> [Texte fourni]:

:::::

Après 1870 débute un vaste mouvement d’annexion des îles du Pacifique, sur fond de rivalité entre les puissances. C’est l’irruption, dans la région d’une nouvelle grande puissance, l’Allemagne, qui précipite la « curée ». L’Allemagne, qui colonise tardivement, profite de l’essor des compagnies maritimes d’Hambourg et de l’affaiblissement de l’Espagne pour occuper les îles Marshall en 1878 et les Mariannes en 1885 (elle achète ces deux archipels à l’Espagne avec les Carolines et Palau en 1899), annexer les Samoa en 1880 (Doc. 3), le nord-est de la Papouasie actuelle avec Bougainville et Bismarck en 1884 et enfin Nauru, île riche en phosphates dont a besoin l’industrie chimique allemande, en 1888.
2.2. Les répliques ne se font pas attendre et les rivalités s’exacerbent.

En 1888, la Grande-Bretagne annexe le sud-ouest de la Papouasie actuelle, les îles formant l’actuel Kiribati en 1892, les Salomon en 1893. Les îles Fidji, que convoitent la France et les États-Unis, sont placées sous protection britannique avec la nomination d’un consul en 1858 et la mise en place d’un État monarchique en 1871. Elles sont cédées au R-U en 1874 (Deed of Cession) par les chefs fidjiens eux-mêmes, incapables de résoudre les conflits nés de la crise du coton, des rivalités politiques entre chefferies et des conflits fonciers entre planteurs venus d’Australie et propriétaires fidjiens (Doc. 4). La France met fin au protectorat en annexant Tahiti en 1880 et complète ses possessions en Polynésie orientale en annexant les îles Gambier en 1881 et les îles Sous-le-Vent, convoitées par l’Allemagne, après neuf ans de guerre, en 1897. Elle achève l’annexion des îles Australes en 1901 (Rimatara).

:::::

Listes de localisation des éléments
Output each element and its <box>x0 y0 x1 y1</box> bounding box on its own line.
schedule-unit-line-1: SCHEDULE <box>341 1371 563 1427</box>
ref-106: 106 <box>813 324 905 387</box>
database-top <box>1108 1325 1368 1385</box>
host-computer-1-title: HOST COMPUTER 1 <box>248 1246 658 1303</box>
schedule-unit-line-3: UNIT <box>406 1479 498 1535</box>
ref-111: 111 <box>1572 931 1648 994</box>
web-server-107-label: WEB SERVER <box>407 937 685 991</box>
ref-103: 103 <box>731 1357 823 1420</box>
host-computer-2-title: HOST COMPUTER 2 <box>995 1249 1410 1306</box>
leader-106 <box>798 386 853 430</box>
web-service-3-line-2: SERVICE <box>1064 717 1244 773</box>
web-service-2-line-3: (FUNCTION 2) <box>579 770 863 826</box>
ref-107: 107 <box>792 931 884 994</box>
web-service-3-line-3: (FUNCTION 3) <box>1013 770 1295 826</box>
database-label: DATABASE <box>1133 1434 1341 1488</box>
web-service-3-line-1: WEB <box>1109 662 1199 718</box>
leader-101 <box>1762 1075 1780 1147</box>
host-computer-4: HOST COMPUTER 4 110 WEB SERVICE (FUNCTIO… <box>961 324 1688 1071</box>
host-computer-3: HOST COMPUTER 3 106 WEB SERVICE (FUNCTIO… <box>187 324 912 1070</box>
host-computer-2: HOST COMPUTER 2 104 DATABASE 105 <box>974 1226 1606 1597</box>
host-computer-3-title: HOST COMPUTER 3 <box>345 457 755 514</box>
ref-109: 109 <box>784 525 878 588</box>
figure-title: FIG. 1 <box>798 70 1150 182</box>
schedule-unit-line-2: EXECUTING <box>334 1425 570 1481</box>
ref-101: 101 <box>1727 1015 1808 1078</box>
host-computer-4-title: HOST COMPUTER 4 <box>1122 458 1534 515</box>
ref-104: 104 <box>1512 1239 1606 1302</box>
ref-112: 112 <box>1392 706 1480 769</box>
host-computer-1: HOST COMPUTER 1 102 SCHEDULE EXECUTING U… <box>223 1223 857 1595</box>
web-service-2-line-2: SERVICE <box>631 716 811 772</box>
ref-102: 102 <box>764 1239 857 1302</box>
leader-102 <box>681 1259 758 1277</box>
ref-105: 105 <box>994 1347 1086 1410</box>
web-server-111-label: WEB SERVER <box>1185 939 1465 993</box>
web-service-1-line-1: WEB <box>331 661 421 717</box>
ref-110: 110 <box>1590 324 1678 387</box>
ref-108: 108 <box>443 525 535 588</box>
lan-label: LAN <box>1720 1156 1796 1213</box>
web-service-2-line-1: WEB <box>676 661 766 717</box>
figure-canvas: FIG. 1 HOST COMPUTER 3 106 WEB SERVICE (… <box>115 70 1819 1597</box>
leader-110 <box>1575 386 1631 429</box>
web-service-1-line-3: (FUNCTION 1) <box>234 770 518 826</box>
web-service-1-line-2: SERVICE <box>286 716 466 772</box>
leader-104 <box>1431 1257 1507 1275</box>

:::::

> [Tâches]:
1. Dans le texte sur l'annexion des îles du Pacifique, reformulez sous forme de liste concise le paragraphe commençant par « En 1888, la Grande-Bretagne annexe », en conservant ses faits principaux.
2. Rédigez la suite du texte sur l'annexion des îles du Pacifique, à partir de sa dernière phrase.

> [Réponses dans l'ordre]:
1.
- Grande-Bretagne : annexion du sud-ouest de la Papouasie actuelle (1888), des îles formant l'actuel Kiribati (1892) et des Salomon (1893).
- Fidji : convoitées par la France et les États-Unis, elles passent sous protection britannique (consul nommé en 1858, État monarchique en 1871). En 1874, les chefs fidjiens les cèdent au Royaume-Uni, faute de pouvoir régler les conflits liés à la crise du coton, aux rivalités entre chefferies et aux litiges fonciers avec les planteurs venus d'Australie.
- France : fin du protectorat par l'annexion de Tahiti (1880), puis annexion des îles Gambier (1881) et des îles Sous-le-Vent, convoitées par l'Allemagne, après neuf ans de guerre (1897). L'annexion des îles Australes s'achève en 1901 (Rimatara).

2.
Devant ces rivalités entre puissances exacerbées par des rivalités entre missions religieuses, certaines îles préfèrent demander le protectorat. C’est le cas de Wallis-et-Futuna dont la France accepte, après avoir longtemps hésité, la demande de protectorat en 1887. Le R-U réplique en établissant son protectorat sur les îles Cook en 1888. Tonga, convertie au méthodisme, proclamé royaume indépendant en 1850, devient, face à la menace allemande, protectorat anglais en 1900. Au Vanuatu (Nouvelles-Hébrides), protectorat français depuis 1887, les conflits sont nombreux causés par les revendications foncières des colons français et l’activisme des diverses missions protestantes anglaises (presbytériens, anglicans), adventistes américaines et catholiques françaises (maristes)… Les États-Unis qui annexent Hawaii en 1898, contestent aux Allemands la possession des îles Samoa.
Le traité de Berlin de 1899 partage Samoa entre Allemands et Américains et confirme l’autorité du R-U sur Tonga et Salomon. La Convention de Londres de 1906, met fin aux rivalités aux Nouvelles-Hébrides en créant le Condominium franco-anglais.

 II. Des populations bouleversées.

1. Les populations insulaires décimées, exploitées et déplacées.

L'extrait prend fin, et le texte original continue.